Recopiez mot pour mot le passage de l'extrait sur le film Elvis qui commence aux mots « Au Festival de » et s'arrête après « peut-être un jour. ».

» **EXTRAIT SOURCE**
-----
Au Festival de Cannes, où il a été présenté hors compétition, Elvis a été porté aux nues par les uns, voué aux gémonies par les autres. Chef-d’œuvre ou navet ? La vérité se situe évidemment entre ces deux pôles. Le nouvel opus de Baz Luhrmann, un cinéaste connu grâce à son approche flamboyante de la mise en scène, est indéniablement spectaculaire.

Les crédits liés à l’écriture du scénario et la façon dont ils sont formulés au générique laissent cependant deviner un travail plus laborieux à ce chapitre. À force de vouloir tout raconter en un peu plus de deux heures et demie, le réalisateur de Moulin Rouge a forcément dû tourner les coins ronds. Luhrmann a d’ailleurs révélé tout récemment l’existence d’une version de quatre heures de son nouveau film, qu’il offrira peut-être un jour.
-----
» **DONNÉES FOURNIES**
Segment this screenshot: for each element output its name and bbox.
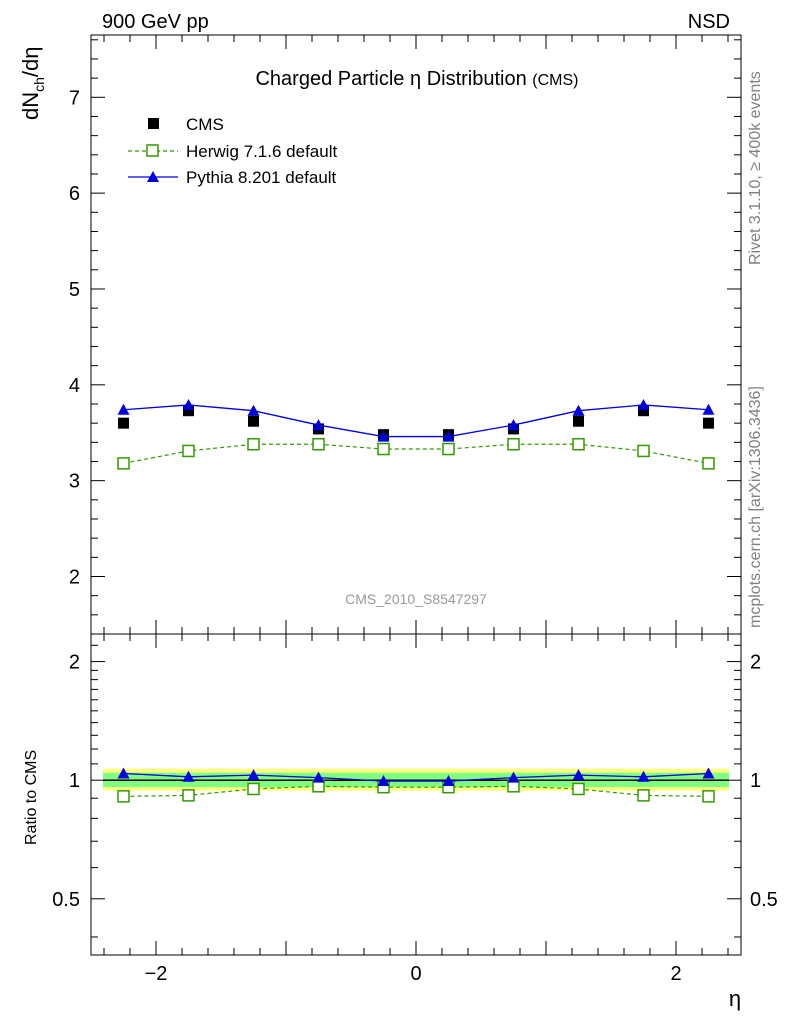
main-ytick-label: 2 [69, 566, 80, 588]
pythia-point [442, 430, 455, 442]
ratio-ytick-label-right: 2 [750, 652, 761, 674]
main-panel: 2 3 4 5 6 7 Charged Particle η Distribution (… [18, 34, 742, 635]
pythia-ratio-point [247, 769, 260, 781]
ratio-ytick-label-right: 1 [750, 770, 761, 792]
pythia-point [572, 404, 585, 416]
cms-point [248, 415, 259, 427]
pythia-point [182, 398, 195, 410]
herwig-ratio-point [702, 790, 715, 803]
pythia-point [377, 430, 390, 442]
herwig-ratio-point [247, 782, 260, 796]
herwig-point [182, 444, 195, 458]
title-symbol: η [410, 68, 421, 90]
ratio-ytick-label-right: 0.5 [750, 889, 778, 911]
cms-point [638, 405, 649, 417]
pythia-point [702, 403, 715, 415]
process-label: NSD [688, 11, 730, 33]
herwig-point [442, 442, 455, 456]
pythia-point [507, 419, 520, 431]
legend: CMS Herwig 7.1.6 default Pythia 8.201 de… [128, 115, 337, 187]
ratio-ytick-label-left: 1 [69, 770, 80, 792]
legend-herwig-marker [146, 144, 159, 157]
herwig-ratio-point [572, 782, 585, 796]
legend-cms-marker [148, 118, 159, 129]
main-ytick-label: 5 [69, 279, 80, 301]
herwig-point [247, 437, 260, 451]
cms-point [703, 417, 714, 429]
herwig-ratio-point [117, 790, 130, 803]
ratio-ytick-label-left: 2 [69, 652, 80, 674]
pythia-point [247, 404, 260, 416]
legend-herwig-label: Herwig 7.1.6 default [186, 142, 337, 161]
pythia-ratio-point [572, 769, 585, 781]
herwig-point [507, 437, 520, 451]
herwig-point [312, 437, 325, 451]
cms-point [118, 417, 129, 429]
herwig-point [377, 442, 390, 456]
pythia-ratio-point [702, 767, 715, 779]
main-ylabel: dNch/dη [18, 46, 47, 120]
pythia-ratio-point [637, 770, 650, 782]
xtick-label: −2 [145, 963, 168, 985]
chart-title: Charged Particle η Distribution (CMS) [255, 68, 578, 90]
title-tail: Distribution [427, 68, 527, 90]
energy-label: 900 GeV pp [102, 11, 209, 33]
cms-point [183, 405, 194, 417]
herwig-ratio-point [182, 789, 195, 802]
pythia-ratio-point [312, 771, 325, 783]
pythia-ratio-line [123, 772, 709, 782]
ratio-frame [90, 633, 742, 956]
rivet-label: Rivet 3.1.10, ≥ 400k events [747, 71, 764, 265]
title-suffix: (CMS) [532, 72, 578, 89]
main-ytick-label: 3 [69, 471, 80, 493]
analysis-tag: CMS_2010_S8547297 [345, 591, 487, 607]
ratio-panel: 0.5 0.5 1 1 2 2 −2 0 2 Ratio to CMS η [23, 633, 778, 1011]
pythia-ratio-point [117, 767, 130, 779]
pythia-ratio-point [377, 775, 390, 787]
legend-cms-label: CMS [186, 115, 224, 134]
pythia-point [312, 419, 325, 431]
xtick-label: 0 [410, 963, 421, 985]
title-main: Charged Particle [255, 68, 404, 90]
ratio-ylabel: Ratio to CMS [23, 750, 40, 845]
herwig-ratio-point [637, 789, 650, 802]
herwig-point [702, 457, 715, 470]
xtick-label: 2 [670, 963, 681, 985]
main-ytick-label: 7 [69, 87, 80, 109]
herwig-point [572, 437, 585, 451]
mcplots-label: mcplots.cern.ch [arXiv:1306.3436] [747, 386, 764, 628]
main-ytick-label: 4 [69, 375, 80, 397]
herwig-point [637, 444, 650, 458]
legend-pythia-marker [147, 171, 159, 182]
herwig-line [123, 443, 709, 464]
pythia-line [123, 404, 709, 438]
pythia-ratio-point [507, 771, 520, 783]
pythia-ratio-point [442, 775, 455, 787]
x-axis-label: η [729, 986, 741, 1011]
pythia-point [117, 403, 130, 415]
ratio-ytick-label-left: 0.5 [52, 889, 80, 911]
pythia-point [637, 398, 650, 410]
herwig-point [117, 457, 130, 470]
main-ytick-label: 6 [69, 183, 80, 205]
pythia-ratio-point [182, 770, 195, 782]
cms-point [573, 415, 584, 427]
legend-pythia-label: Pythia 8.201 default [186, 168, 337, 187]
-----
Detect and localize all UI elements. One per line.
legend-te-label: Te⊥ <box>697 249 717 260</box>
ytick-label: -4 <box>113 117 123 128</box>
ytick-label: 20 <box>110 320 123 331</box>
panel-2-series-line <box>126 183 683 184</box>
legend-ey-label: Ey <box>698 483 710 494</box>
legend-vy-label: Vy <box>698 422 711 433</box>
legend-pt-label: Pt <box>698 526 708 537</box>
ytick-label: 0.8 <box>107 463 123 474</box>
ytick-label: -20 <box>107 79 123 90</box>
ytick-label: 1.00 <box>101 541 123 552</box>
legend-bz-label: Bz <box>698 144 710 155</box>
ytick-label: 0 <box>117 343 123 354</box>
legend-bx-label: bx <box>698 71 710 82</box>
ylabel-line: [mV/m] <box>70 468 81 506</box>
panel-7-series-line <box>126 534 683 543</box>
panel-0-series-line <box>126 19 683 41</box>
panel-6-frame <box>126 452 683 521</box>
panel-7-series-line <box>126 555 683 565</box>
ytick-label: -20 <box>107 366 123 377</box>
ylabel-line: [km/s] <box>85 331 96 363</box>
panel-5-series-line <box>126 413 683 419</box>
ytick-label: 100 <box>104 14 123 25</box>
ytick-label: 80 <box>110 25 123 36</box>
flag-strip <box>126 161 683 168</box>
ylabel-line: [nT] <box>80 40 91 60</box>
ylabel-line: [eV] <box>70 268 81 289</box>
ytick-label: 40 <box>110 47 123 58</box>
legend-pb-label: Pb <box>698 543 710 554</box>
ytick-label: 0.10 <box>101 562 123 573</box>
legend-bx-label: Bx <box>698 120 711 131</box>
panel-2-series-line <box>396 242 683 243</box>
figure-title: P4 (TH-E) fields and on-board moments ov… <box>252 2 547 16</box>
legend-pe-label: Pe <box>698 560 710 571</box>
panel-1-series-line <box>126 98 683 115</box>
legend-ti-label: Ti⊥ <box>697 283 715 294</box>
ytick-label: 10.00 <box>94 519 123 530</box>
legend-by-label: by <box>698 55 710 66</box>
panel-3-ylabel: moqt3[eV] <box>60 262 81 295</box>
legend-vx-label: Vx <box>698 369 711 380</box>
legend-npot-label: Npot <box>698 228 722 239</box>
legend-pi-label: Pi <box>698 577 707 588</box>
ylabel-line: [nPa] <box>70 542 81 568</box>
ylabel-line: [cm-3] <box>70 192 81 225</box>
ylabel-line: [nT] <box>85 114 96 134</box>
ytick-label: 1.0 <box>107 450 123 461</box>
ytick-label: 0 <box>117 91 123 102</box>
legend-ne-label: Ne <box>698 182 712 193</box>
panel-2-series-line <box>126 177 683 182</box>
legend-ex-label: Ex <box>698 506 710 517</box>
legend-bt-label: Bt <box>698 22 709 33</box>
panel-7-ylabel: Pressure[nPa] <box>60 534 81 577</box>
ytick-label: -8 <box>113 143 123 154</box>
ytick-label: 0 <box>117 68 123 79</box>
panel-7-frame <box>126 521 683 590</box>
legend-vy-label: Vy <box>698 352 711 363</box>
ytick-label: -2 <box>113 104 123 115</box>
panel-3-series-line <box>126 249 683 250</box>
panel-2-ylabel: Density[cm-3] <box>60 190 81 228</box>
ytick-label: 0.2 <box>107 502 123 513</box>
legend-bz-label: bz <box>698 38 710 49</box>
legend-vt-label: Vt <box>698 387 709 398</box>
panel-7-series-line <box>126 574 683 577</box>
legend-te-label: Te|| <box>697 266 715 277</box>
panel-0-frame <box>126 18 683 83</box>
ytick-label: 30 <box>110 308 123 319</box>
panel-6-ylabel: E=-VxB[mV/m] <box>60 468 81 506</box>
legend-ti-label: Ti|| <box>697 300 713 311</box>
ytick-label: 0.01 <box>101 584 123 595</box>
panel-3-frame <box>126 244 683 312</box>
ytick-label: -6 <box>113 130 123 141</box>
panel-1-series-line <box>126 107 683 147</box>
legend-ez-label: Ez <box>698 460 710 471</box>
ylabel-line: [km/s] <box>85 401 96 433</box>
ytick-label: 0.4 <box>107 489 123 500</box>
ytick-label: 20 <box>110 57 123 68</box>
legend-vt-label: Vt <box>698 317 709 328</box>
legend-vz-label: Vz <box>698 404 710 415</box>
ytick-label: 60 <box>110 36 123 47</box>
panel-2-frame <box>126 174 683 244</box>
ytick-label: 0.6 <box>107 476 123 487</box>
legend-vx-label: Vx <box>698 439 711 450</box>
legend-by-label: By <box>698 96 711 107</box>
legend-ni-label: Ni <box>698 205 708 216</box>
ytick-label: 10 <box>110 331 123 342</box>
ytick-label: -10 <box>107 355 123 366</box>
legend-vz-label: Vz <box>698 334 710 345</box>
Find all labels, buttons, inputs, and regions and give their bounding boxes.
-----
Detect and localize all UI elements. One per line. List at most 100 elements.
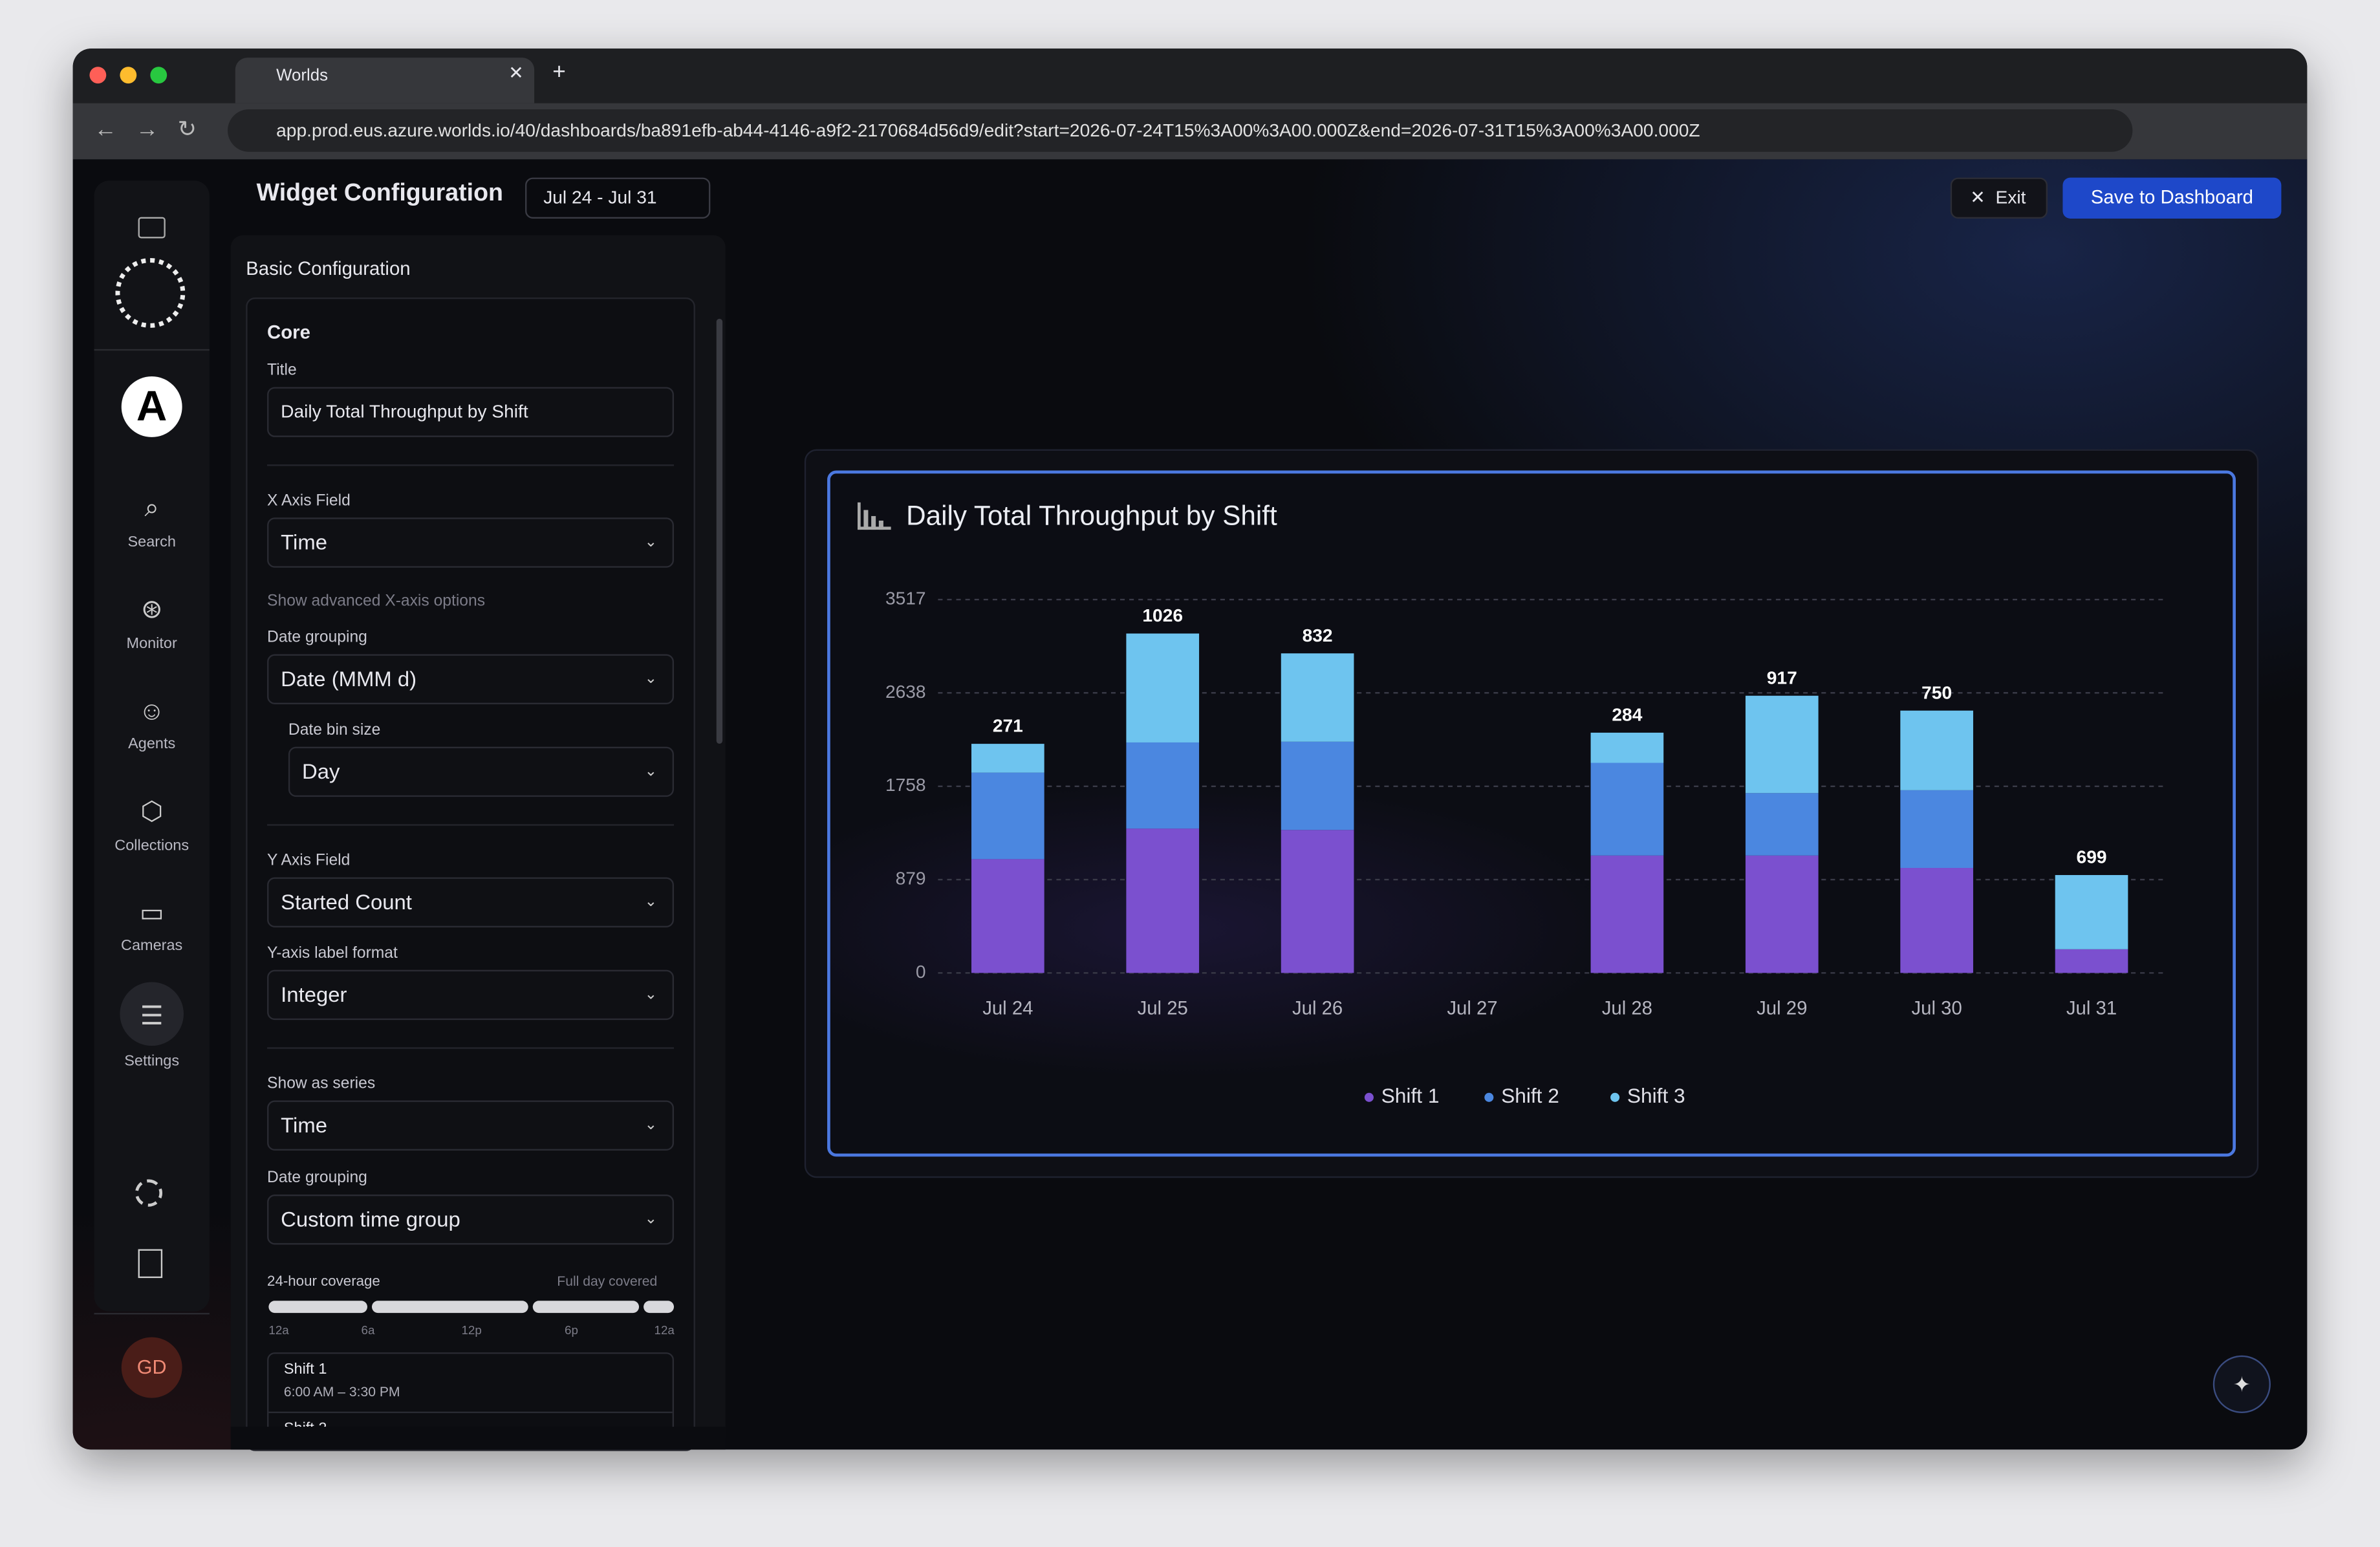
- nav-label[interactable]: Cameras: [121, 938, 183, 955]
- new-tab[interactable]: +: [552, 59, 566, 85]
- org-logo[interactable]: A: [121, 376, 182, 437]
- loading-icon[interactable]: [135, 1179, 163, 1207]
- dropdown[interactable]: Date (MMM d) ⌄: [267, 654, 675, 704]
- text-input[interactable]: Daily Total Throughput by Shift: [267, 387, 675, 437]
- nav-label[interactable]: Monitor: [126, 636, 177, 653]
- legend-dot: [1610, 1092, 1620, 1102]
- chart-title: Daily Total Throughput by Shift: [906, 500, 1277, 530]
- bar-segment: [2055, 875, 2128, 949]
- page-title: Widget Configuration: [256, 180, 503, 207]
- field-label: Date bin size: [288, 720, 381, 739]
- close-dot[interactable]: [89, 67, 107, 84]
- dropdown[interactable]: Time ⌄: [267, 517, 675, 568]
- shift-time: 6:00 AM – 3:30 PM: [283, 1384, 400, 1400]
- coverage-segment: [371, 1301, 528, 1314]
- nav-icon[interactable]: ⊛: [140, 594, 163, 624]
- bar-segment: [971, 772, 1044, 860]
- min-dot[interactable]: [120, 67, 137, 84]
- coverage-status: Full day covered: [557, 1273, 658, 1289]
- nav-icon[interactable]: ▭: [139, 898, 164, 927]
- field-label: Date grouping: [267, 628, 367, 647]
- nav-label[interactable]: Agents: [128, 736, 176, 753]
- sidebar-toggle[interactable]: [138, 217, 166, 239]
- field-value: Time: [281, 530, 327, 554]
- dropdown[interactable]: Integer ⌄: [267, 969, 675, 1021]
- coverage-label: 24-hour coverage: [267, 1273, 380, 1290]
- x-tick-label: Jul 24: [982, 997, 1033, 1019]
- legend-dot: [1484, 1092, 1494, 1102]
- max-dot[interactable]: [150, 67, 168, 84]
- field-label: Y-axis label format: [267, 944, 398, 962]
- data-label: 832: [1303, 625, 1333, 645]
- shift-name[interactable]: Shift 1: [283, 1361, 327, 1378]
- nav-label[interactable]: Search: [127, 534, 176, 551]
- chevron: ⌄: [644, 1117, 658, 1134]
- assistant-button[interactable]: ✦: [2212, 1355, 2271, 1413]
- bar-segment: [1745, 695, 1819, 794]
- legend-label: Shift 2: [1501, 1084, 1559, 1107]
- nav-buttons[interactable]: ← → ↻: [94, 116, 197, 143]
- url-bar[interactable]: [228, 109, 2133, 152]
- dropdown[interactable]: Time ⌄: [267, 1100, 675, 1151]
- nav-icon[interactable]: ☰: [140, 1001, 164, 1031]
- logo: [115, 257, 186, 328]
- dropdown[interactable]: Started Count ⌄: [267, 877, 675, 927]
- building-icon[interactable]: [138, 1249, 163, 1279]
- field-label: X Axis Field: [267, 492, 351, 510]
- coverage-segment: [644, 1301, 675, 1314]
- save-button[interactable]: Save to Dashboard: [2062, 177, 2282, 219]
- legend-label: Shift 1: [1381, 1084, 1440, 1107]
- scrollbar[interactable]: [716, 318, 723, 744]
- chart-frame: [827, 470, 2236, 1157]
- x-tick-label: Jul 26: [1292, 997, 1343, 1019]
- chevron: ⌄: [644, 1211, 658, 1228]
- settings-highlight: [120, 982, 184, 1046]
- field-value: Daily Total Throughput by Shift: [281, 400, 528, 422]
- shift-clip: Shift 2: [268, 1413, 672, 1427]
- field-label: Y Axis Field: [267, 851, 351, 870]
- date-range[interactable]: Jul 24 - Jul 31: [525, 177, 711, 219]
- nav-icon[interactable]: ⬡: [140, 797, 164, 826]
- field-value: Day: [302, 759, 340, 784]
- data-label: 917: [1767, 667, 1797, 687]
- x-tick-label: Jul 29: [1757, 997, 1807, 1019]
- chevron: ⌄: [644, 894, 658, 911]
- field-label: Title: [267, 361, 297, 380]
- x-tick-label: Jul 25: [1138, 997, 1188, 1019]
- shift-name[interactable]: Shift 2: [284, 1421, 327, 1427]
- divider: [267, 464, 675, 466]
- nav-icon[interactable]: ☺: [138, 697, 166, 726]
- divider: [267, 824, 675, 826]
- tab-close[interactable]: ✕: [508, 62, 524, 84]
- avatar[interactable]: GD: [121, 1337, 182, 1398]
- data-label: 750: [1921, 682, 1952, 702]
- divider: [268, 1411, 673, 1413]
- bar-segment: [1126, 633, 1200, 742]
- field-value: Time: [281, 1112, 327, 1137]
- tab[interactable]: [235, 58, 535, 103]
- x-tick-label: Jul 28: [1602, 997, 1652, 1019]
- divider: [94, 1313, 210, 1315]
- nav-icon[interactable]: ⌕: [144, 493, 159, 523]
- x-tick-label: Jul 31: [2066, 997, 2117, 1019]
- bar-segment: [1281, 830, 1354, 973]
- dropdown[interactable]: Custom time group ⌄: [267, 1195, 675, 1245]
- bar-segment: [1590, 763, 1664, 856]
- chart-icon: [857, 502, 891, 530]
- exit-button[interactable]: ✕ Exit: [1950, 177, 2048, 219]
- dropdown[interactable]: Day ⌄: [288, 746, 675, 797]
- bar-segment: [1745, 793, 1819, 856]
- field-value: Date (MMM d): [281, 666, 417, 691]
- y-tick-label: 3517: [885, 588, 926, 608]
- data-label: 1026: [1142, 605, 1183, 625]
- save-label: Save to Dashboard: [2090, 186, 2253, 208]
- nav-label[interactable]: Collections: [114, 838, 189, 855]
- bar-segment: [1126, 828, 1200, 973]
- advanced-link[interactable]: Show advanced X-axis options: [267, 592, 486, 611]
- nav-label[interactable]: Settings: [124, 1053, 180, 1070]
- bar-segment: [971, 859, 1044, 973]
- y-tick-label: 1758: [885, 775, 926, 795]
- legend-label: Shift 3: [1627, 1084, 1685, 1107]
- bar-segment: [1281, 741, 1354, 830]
-----
» **RÉSULTAT ATTENDU**
Au Festival de Cannes, où il a été présenté hors compétition, Elvis a été porté aux nues par les uns, voué aux gémonies par les autres. Chef-d’œuvre ou navet ? La vérité se situe évidemment entre ces deux pôles. Le nouvel opus de Baz Luhrmann, un cinéaste connu grâce à son approche flamboyante de la mise en scène, est indéniablement spectaculaire.

Les crédits liés à l’écriture du scénario et la façon dont ils sont formulés au générique laissent cependant deviner un travail plus laborieux à ce chapitre. À force de vouloir tout raconter en un peu plus de deux heures et demie, le réalisateur de Moulin Rouge a forcément dû tourner les coins ronds. Luhrmann a d’ailleurs révélé tout récemment l’existence d’une version de quatre heures de son nouveau film, qu’il offrira peut-être un jour.